== Exercise goal ==
Look through the material below. Copy each line that contains the string "การถ".

== Excerpted records ==
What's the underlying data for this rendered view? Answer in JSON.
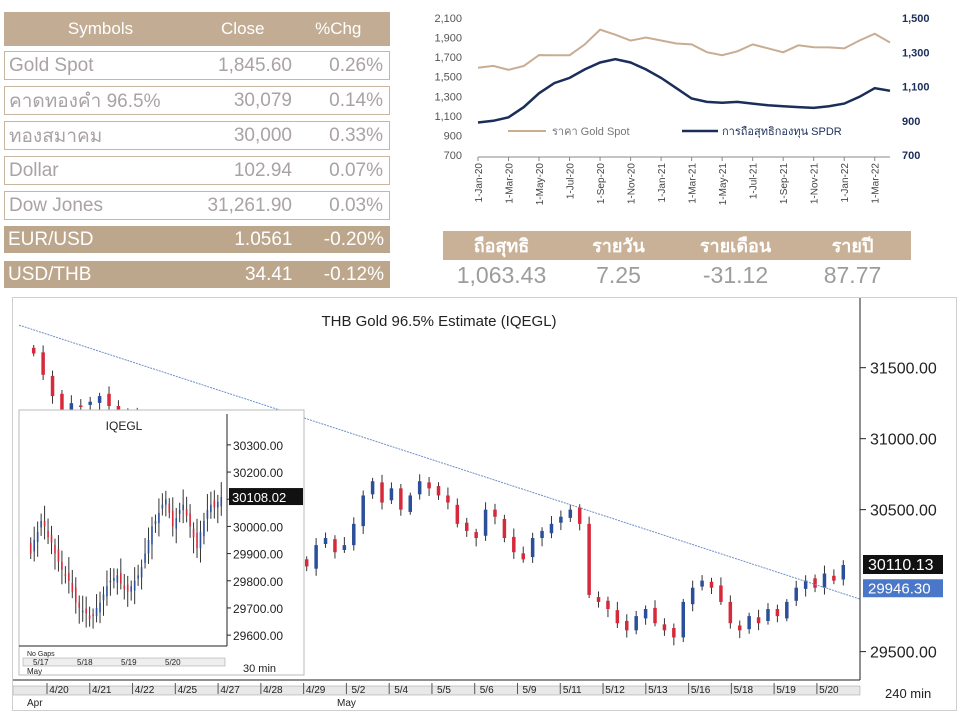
{
  "market_table": {
    "headers": [
      "Symbols",
      "Close",
      "%Chg"
    ],
    "rows": [
      {
        "symbol": "Gold Spot",
        "close": "1,845.60",
        "chg": "0.26%",
        "style": "plain"
      },
      {
        "symbol": "คาดทองคำ 96.5%",
        "close": "30,079",
        "chg": "0.14%",
        "style": "plain"
      },
      {
        "symbol": "ทองสมาคม",
        "close": "30,000",
        "chg": "0.33%",
        "style": "plain"
      },
      {
        "symbol": "Dollar",
        "close": "102.94",
        "chg": "0.07%",
        "style": "plain"
      },
      {
        "symbol": "Dow Jones",
        "close": "31,261.90",
        "chg": "0.03%",
        "style": "plain"
      },
      {
        "symbol": "EUR/USD",
        "close": "1.0561",
        "chg": "-0.20%",
        "style": "brown"
      },
      {
        "symbol": "USD/THB",
        "close": "34.41",
        "chg": "-0.12%",
        "style": "brown"
      }
    ]
  },
  "spdr_summary": {
    "headers": [
      "ถือสุทธิ",
      "รายวัน",
      "รายเดือน",
      "รายปี"
    ],
    "values": [
      "1,063.43",
      "7.25",
      "-31.12",
      "87.77"
    ]
  },
  "colors": {
    "gold_line": "#c8ad92",
    "spdr_line": "#1b2e5a",
    "table_header": "#c2ad94",
    "bull_candle": "#2b4f9a",
    "bear_candle": "#d6293a",
    "trendline": "#6f8fc4",
    "price_box_black": "#111111",
    "price_box_blue": "#4b77c9"
  },
  "chart_data": [
    {
      "type": "line",
      "legend": [
        "ราคา Gold Spot",
        "การถือสุทธิกองทุน SPDR"
      ],
      "x_ticks": [
        "1-Jan-20",
        "1-Mar-20",
        "1-May-20",
        "1-Jul-20",
        "1-Sep-20",
        "1-Nov-20",
        "1-Jan-21",
        "1-Mar-21",
        "1-May-21",
        "1-Jul-21",
        "1-Sep-21",
        "1-Nov-21",
        "1-Jan-22",
        "1-Mar-22"
      ],
      "y_left_ticks": [
        "2,100",
        "1,900",
        "1,700",
        "1,500",
        "1,300",
        "1,100",
        "900",
        "700"
      ],
      "y_right_ticks": [
        "1,500",
        "1,300",
        "1,100",
        "900",
        "700"
      ],
      "ylim_left": [
        700,
        2100
      ],
      "ylim_right": [
        700,
        1500
      ],
      "series": [
        {
          "name": "ราคา Gold Spot",
          "axis": "left",
          "x": [
            0,
            1,
            2,
            3,
            4,
            5,
            6,
            7,
            8,
            9,
            10,
            11,
            12,
            13,
            14,
            15,
            16,
            17,
            18,
            19,
            20,
            21,
            22,
            23,
            24,
            25,
            26,
            27
          ],
          "values": [
            1560,
            1600,
            1580,
            1640,
            1700,
            1720,
            1740,
            1800,
            1970,
            1940,
            1900,
            1880,
            1870,
            1860,
            1800,
            1740,
            1730,
            1790,
            1810,
            1790,
            1770,
            1790,
            1790,
            1810,
            1820,
            1850,
            1940,
            1870
          ]
        },
        {
          "name": "การถือสุทธิกองทุน SPDR",
          "axis": "right",
          "x": [
            0,
            1,
            2,
            3,
            4,
            5,
            6,
            7,
            8,
            9,
            10,
            11,
            12,
            13,
            14,
            15,
            16,
            17,
            18,
            19,
            20,
            21,
            22,
            23,
            24,
            25,
            26,
            27
          ],
          "values": [
            890,
            900,
            920,
            980,
            1060,
            1120,
            1150,
            1200,
            1240,
            1260,
            1240,
            1200,
            1150,
            1090,
            1030,
            1010,
            1005,
            1010,
            1000,
            990,
            985,
            980,
            975,
            985,
            1000,
            1040,
            1090,
            1075
          ]
        }
      ]
    },
    {
      "type": "candlestick",
      "title": "THB  Gold  96.5%  Estimate  (IQEGL)",
      "timeframe": "240  min",
      "x_labels": [
        "4/20",
        "4/21",
        "4/22",
        "4/25",
        "4/27",
        "4/28",
        "4/29",
        "5/2",
        "5/4",
        "5/5",
        "5/6",
        "5/9",
        "5/11",
        "5/12",
        "5/13",
        "5/16",
        "5/18",
        "5/19",
        "5/20"
      ],
      "month_labels": [
        "Apr",
        "May"
      ],
      "y_ticks": [
        "31500.00",
        "31000.00",
        "30500.00",
        "29500.00"
      ],
      "ylim": [
        29300,
        31850
      ],
      "last_price": "30110.13",
      "secondary_price": "29946.30",
      "trendline": {
        "start": 31800,
        "end": 29870
      },
      "closes": [
        31600,
        31450,
        31300,
        31200,
        31250,
        31230,
        31260,
        31300,
        31230,
        31200,
        31150,
        31050,
        30980,
        30900,
        30850,
        30800,
        30700,
        30650,
        31050,
        30950,
        30900,
        30850,
        30750,
        30650,
        30350,
        30200,
        30300,
        30250,
        30150,
        30100,
        30250,
        30300,
        30200,
        30250,
        30400,
        30600,
        30700,
        30550,
        30650,
        30500,
        30600,
        30700,
        30650,
        30600,
        30550,
        30400,
        30350,
        30300,
        30500,
        30450,
        30300,
        30200,
        30150,
        30300,
        30350,
        30400,
        30450,
        30500,
        30400,
        29900,
        29850,
        29800,
        29700,
        29650,
        29750,
        29800,
        29700,
        29650,
        29600,
        29850,
        29950,
        30000,
        29950,
        29850,
        29700,
        29650,
        29750,
        29700,
        29800,
        29750,
        29850,
        29950,
        30000,
        29950,
        30050,
        30000,
        30110
      ]
    },
    {
      "type": "candlestick",
      "title": "IQEGL",
      "timeframe": "30  min",
      "x_labels": [
        "5/17",
        "5/18",
        "5/19",
        "5/20"
      ],
      "month_labels": [
        "May"
      ],
      "gap_label": "No Gaps",
      "y_ticks": [
        "30300.00",
        "30200.00",
        "30100.00",
        "30000.00",
        "29900.00",
        "29800.00",
        "29700.00",
        "29600.00"
      ],
      "ylim": [
        29560,
        30340
      ],
      "last_price": "30108.02",
      "closes": [
        29900,
        29950,
        29980,
        30020,
        30000,
        29960,
        29940,
        29900,
        29870,
        29840,
        29820,
        29800,
        29760,
        29720,
        29700,
        29690,
        29680,
        29660,
        29670,
        29700,
        29720,
        29750,
        29780,
        29800,
        29810,
        29820,
        29790,
        29770,
        29760,
        29780,
        29800,
        29820,
        29850,
        29900,
        29950,
        30000,
        30020,
        30050,
        30080,
        30100,
        30050,
        30000,
        30030,
        30060,
        30080,
        30040,
        30000,
        29960,
        29920,
        29980,
        30020,
        30060,
        30080,
        30070,
        30090,
        30108
      ]
    }
  ]
}
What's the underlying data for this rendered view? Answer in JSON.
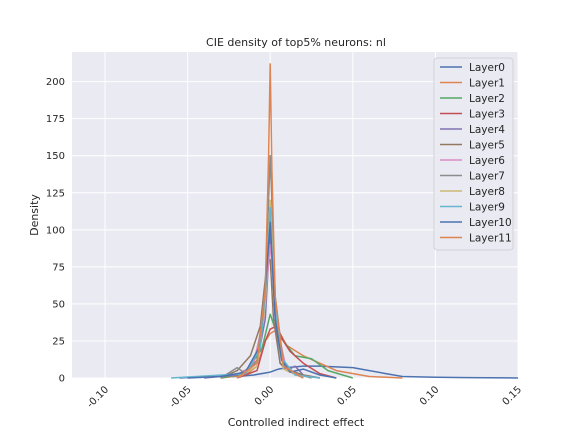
{
  "chart_data": {
    "type": "line",
    "title": "CIE density of top5% neurons: nl",
    "xlabel": "Controlled indirect effect",
    "ylabel": "Density",
    "xlim": [
      -0.12,
      0.15
    ],
    "ylim": [
      0,
      220
    ],
    "xticks": [
      -0.1,
      -0.05,
      0.0,
      0.05,
      0.1,
      0.15
    ],
    "xtick_labels": [
      "-0.10",
      "-0.05",
      "0.00",
      "0.05",
      "0.10",
      "0.15"
    ],
    "yticks": [
      0,
      25,
      50,
      75,
      100,
      125,
      150,
      175,
      200
    ],
    "ytick_labels": [
      "0",
      "25",
      "50",
      "75",
      "100",
      "125",
      "150",
      "175",
      "200"
    ],
    "grid": true,
    "legend_position": "top-right",
    "series": [
      {
        "name": "Layer0",
        "color": "#4c72b0",
        "x": [
          -0.055,
          -0.04,
          -0.02,
          -0.01,
          0.0,
          0.005,
          0.01,
          0.02,
          0.03,
          0.05,
          0.07,
          0.08,
          0.1,
          0.12,
          0.15
        ],
        "y": [
          0,
          1,
          1,
          2,
          4,
          6,
          7,
          8,
          8,
          7,
          3,
          1,
          0.5,
          0.3,
          0
        ]
      },
      {
        "name": "Layer1",
        "color": "#dd8452",
        "x": [
          -0.03,
          -0.015,
          -0.008,
          -0.003,
          0.0,
          0.003,
          0.006,
          0.01,
          0.02,
          0.03,
          0.04,
          0.06,
          0.08
        ],
        "y": [
          0,
          2,
          8,
          25,
          30,
          32,
          30,
          22,
          15,
          10,
          5,
          1,
          0
        ]
      },
      {
        "name": "Layer2",
        "color": "#55a868",
        "x": [
          -0.03,
          -0.015,
          -0.005,
          0.0,
          0.004,
          0.008,
          0.015,
          0.025,
          0.035,
          0.05
        ],
        "y": [
          0,
          3,
          20,
          43,
          30,
          25,
          15,
          13,
          5,
          0
        ]
      },
      {
        "name": "Layer3",
        "color": "#c44e52",
        "x": [
          -0.02,
          -0.008,
          -0.003,
          0.0,
          0.004,
          0.008,
          0.012,
          0.02,
          0.03,
          0.04
        ],
        "y": [
          0,
          5,
          25,
          33,
          35,
          25,
          18,
          10,
          3,
          0
        ]
      },
      {
        "name": "Layer4",
        "color": "#8172b3",
        "x": [
          -0.04,
          -0.02,
          -0.008,
          -0.003,
          0.0,
          0.003,
          0.006,
          0.01,
          0.015,
          0.02,
          0.03
        ],
        "y": [
          0,
          2,
          10,
          40,
          100,
          40,
          10,
          5,
          8,
          2,
          0
        ]
      },
      {
        "name": "Layer5",
        "color": "#937860",
        "x": [
          -0.03,
          -0.02,
          -0.012,
          -0.006,
          -0.002,
          0.0,
          0.002,
          0.006,
          0.012,
          0.02,
          0.03
        ],
        "y": [
          0,
          5,
          15,
          35,
          77,
          80,
          40,
          10,
          5,
          2,
          0
        ]
      },
      {
        "name": "Layer6",
        "color": "#da8bc3",
        "x": [
          -0.02,
          -0.01,
          -0.004,
          0.0,
          0.004,
          0.01,
          0.02
        ],
        "y": [
          0,
          10,
          40,
          90,
          35,
          5,
          0
        ]
      },
      {
        "name": "Layer7",
        "color": "#8c8c8c",
        "x": [
          -0.03,
          -0.02,
          -0.015,
          -0.008,
          -0.003,
          0.0,
          0.003,
          0.008,
          0.015,
          0.025
        ],
        "y": [
          0,
          7,
          3,
          12,
          60,
          150,
          55,
          10,
          3,
          0
        ]
      },
      {
        "name": "Layer8",
        "color": "#ccb974",
        "x": [
          -0.02,
          -0.008,
          -0.003,
          0.0,
          0.003,
          0.008,
          0.02
        ],
        "y": [
          0,
          8,
          50,
          120,
          45,
          6,
          0
        ]
      },
      {
        "name": "Layer9",
        "color": "#64b5cd",
        "x": [
          -0.06,
          -0.015,
          -0.006,
          -0.002,
          0.0,
          0.002,
          0.006,
          0.015,
          0.03
        ],
        "y": [
          0,
          3,
          20,
          70,
          115,
          60,
          15,
          2,
          0
        ]
      },
      {
        "name": "Layer10",
        "color": "#4c72b0",
        "x": [
          -0.05,
          -0.03,
          -0.015,
          -0.007,
          -0.003,
          0.0,
          0.003,
          0.007,
          0.012,
          0.02,
          0.03,
          0.04
        ],
        "y": [
          0,
          1,
          4,
          20,
          60,
          105,
          40,
          12,
          4,
          6,
          2,
          0
        ]
      },
      {
        "name": "Layer11",
        "color": "#dd8452",
        "x": [
          -0.02,
          -0.008,
          -0.003,
          -0.001,
          0.0,
          0.001,
          0.003,
          0.008,
          0.02
        ],
        "y": [
          0,
          10,
          60,
          150,
          212,
          140,
          55,
          8,
          0
        ]
      }
    ]
  }
}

== Solved problem ==
        "การถือสุทธิกองทุน SPDR"
          "name": "การถือสุทธิกองทุน SPDR",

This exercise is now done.